[Material to process start]
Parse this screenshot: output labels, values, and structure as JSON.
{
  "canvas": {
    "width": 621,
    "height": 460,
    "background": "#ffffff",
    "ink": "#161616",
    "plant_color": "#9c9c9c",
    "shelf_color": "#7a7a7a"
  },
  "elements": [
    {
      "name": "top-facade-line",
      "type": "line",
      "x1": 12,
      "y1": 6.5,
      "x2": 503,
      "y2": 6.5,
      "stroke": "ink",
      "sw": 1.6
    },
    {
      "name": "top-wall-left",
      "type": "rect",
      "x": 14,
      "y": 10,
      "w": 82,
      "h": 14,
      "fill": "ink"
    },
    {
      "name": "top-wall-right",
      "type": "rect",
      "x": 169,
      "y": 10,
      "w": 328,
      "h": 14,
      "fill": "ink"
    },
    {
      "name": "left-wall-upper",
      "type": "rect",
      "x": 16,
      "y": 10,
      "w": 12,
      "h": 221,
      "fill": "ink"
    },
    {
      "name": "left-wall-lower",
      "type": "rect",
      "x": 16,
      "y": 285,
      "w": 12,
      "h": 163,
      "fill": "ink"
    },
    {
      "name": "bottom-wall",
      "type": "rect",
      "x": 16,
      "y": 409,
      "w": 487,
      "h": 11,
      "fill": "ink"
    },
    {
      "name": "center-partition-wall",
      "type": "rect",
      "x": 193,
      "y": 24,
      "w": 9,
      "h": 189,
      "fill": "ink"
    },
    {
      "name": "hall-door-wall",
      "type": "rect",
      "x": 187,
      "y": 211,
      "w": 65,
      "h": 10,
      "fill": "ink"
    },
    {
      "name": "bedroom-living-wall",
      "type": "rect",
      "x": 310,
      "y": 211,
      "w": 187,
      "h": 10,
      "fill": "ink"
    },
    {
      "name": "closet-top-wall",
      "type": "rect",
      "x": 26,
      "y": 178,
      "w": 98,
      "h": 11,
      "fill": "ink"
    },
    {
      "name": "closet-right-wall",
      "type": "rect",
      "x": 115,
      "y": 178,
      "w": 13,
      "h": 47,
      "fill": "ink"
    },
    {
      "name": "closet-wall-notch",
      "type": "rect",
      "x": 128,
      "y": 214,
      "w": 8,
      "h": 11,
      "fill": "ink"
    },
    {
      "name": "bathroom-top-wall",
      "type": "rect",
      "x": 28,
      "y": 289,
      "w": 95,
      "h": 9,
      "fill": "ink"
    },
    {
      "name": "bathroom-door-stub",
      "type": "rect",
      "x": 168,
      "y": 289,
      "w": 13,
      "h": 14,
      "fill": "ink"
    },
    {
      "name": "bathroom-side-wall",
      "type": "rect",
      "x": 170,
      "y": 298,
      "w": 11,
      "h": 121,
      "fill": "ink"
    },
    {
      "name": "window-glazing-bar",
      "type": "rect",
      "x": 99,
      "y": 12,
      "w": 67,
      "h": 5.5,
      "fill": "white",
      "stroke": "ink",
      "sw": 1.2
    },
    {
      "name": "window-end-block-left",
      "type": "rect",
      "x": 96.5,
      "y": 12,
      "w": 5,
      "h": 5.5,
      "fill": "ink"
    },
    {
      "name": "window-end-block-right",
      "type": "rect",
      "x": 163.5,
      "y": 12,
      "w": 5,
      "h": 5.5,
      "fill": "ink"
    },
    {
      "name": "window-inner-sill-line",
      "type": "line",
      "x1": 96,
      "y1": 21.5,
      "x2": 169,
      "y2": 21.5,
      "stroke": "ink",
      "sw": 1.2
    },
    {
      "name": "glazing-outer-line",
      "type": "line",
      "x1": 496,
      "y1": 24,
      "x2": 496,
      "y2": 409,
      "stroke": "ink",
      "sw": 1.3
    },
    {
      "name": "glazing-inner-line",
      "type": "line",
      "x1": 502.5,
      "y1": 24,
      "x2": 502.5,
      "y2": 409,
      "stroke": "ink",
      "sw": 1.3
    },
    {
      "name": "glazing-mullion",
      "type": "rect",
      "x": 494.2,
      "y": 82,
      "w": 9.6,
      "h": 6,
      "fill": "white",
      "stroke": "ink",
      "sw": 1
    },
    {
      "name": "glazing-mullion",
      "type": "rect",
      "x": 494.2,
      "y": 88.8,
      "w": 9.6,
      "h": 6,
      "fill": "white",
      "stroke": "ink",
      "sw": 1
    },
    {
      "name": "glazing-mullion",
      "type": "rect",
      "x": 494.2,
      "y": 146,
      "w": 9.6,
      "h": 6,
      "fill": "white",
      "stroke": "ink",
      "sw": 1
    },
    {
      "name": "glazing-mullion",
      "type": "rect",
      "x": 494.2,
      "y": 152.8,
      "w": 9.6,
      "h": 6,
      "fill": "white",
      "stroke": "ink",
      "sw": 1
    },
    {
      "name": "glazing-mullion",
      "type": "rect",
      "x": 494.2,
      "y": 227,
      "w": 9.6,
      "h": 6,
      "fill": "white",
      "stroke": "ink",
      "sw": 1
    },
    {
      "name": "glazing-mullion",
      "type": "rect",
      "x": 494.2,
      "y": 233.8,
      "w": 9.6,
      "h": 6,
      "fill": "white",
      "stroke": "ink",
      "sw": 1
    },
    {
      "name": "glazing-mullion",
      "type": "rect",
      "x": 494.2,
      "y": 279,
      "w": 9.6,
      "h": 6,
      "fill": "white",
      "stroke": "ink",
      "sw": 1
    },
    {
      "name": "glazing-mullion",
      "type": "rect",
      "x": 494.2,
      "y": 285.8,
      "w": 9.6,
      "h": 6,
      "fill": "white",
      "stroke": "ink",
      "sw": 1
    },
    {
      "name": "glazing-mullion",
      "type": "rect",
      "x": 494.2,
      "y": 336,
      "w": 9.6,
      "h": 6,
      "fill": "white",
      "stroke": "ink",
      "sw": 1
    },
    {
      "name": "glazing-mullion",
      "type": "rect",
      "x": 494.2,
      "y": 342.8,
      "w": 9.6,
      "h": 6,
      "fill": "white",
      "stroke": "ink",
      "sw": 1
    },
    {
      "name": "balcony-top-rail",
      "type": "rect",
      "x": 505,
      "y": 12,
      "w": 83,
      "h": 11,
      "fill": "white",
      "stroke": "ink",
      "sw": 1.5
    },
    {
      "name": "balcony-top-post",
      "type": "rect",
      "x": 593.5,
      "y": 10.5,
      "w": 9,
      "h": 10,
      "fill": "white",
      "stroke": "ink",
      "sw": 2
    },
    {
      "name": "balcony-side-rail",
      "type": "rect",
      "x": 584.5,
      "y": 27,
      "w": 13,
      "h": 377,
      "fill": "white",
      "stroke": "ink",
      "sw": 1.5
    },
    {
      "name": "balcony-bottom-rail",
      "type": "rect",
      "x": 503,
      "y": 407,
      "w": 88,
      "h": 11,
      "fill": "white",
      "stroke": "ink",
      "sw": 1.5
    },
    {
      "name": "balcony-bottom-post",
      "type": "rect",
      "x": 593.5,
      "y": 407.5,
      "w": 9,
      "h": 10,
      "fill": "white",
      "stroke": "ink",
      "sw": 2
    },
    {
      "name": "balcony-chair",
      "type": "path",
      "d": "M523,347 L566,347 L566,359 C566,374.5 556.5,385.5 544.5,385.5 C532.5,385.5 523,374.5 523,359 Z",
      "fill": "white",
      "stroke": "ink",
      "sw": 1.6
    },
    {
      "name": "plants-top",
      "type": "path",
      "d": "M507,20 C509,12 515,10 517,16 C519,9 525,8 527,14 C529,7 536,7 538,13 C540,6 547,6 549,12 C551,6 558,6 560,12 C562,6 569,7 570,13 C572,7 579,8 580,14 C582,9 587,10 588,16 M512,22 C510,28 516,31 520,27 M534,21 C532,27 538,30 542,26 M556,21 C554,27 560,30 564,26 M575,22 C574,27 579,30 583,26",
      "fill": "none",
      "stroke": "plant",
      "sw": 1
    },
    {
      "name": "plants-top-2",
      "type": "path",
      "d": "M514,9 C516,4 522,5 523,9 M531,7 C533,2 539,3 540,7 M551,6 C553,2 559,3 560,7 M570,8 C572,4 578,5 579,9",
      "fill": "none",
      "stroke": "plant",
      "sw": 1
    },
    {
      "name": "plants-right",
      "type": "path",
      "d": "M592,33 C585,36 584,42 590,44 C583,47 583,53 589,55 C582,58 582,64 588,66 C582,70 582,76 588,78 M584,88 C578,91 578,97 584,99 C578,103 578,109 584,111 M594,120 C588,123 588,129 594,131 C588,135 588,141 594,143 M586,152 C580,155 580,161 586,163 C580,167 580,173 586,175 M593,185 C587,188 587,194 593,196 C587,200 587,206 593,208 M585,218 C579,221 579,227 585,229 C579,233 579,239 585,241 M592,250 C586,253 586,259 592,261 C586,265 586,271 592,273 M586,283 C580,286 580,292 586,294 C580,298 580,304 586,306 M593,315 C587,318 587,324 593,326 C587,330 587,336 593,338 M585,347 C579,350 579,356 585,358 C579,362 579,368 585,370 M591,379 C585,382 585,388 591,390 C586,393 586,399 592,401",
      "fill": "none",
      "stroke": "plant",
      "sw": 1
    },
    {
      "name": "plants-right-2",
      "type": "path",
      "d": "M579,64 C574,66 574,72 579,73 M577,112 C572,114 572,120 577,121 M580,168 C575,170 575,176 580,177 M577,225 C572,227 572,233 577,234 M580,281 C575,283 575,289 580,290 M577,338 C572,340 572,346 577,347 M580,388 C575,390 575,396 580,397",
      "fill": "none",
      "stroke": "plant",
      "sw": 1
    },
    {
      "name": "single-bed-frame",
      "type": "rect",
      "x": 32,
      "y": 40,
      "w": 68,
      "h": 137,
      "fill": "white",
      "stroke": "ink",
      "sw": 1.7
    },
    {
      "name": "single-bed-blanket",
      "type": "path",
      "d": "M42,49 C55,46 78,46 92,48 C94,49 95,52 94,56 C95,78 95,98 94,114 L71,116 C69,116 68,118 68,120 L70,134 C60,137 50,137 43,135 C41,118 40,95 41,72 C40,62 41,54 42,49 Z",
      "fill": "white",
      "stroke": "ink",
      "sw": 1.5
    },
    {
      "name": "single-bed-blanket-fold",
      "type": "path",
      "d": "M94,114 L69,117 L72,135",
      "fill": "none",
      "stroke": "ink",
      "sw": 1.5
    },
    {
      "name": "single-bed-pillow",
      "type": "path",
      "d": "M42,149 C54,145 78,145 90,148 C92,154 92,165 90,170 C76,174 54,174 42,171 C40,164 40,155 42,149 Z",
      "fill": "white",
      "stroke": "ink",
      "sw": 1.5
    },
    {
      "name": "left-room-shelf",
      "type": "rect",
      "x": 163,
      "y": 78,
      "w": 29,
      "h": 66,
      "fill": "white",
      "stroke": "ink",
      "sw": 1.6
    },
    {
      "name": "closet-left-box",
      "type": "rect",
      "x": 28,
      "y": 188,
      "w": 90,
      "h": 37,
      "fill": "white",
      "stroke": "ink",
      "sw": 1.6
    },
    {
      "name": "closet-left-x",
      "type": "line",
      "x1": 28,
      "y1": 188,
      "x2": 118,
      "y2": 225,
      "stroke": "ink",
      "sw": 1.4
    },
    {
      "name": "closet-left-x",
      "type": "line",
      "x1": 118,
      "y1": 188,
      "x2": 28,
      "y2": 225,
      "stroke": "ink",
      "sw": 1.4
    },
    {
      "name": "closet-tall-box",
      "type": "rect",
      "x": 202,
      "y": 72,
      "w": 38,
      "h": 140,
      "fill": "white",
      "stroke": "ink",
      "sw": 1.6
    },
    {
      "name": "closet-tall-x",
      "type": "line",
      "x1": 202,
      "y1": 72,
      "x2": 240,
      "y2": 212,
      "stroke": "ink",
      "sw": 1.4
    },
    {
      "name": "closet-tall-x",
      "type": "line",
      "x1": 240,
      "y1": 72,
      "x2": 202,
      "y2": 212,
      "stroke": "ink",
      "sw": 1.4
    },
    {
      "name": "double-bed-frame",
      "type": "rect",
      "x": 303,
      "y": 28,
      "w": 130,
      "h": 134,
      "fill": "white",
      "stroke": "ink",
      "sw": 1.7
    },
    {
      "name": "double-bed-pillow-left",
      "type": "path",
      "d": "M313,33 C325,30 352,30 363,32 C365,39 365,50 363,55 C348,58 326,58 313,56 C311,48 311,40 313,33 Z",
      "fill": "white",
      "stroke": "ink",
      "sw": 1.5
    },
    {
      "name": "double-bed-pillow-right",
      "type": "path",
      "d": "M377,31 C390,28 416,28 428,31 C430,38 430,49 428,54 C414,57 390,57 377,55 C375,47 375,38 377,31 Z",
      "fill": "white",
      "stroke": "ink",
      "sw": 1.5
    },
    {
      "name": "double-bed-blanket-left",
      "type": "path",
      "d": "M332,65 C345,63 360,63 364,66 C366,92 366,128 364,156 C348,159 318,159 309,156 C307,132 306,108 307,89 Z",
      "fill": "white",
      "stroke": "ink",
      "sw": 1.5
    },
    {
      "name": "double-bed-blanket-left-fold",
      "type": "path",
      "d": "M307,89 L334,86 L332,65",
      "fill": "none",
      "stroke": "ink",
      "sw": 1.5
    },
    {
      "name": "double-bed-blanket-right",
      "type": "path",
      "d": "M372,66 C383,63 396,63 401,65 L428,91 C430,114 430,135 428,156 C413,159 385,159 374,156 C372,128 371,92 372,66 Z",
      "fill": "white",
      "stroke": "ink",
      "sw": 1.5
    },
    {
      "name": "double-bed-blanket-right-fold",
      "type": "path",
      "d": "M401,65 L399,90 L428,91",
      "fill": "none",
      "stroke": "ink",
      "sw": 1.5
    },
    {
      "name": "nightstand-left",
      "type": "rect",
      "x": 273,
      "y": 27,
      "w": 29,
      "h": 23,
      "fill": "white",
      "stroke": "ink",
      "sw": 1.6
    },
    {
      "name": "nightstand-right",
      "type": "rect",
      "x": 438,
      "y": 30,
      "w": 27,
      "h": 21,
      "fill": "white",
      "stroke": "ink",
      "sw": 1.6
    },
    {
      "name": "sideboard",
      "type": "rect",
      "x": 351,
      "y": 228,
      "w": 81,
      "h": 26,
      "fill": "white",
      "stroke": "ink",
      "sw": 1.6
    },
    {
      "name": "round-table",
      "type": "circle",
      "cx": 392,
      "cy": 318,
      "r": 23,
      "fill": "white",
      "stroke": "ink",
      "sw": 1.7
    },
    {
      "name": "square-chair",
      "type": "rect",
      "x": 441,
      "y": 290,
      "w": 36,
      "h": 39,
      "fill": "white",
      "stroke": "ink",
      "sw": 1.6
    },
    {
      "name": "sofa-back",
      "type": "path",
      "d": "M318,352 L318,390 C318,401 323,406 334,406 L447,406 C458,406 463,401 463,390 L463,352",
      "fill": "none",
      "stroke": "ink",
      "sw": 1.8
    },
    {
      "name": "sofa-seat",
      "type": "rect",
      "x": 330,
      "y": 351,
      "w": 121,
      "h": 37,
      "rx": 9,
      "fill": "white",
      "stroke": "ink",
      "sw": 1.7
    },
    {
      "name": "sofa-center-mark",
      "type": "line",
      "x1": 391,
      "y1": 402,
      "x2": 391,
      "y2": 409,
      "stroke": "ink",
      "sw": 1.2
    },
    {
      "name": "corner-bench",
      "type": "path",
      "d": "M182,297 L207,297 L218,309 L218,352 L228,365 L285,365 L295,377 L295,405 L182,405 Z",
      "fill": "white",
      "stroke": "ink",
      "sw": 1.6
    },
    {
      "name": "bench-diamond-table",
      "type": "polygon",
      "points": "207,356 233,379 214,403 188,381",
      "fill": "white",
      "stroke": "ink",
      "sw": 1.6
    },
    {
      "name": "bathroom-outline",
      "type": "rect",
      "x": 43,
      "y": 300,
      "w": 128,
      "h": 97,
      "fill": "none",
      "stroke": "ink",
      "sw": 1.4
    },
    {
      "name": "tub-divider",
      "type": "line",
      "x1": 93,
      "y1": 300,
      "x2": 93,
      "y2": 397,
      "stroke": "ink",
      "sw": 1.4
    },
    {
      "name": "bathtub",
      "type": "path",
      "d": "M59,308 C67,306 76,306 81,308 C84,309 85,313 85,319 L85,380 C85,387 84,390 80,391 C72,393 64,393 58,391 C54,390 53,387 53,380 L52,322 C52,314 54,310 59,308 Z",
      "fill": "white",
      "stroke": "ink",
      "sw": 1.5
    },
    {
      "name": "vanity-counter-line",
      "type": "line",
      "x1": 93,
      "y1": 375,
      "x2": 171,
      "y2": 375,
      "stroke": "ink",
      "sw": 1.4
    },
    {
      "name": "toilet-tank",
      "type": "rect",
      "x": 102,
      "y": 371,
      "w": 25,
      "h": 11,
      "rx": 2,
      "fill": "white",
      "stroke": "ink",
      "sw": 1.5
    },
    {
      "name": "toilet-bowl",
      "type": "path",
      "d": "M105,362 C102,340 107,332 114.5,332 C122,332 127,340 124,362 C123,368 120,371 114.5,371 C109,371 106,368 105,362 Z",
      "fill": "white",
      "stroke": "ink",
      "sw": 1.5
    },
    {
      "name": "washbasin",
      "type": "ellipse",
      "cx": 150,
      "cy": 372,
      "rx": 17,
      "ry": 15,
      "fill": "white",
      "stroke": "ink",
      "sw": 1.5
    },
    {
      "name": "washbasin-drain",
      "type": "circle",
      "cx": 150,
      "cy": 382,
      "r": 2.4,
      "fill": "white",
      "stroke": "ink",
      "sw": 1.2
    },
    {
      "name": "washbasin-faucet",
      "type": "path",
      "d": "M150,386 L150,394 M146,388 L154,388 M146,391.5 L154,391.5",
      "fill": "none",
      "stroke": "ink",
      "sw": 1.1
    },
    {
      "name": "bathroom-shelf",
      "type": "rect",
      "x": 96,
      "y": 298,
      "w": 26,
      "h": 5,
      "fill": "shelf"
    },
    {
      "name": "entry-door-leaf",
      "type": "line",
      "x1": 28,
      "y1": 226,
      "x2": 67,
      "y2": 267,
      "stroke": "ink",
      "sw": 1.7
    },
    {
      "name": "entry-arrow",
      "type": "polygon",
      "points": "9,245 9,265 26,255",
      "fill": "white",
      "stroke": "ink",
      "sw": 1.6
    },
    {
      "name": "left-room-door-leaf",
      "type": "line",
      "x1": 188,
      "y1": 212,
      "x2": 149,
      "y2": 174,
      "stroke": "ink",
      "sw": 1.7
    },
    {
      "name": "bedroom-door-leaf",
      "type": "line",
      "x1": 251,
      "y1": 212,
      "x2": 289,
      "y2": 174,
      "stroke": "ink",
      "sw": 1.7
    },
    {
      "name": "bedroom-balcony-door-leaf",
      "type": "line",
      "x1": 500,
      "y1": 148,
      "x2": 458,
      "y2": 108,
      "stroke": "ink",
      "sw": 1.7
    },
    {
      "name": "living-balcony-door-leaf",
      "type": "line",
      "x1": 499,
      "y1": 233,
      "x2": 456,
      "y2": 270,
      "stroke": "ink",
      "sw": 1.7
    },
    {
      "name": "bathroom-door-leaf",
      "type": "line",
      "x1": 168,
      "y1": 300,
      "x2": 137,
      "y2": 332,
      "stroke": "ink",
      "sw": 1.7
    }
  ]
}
[Material to process end]
■ **Written problem**:
For this exercise, gather every line of the data that contains the word "sofa".

■ **Exercise output**:
      "name": "sofa-back",
      "name": "sofa-seat",
      "name": "sofa-center-mark",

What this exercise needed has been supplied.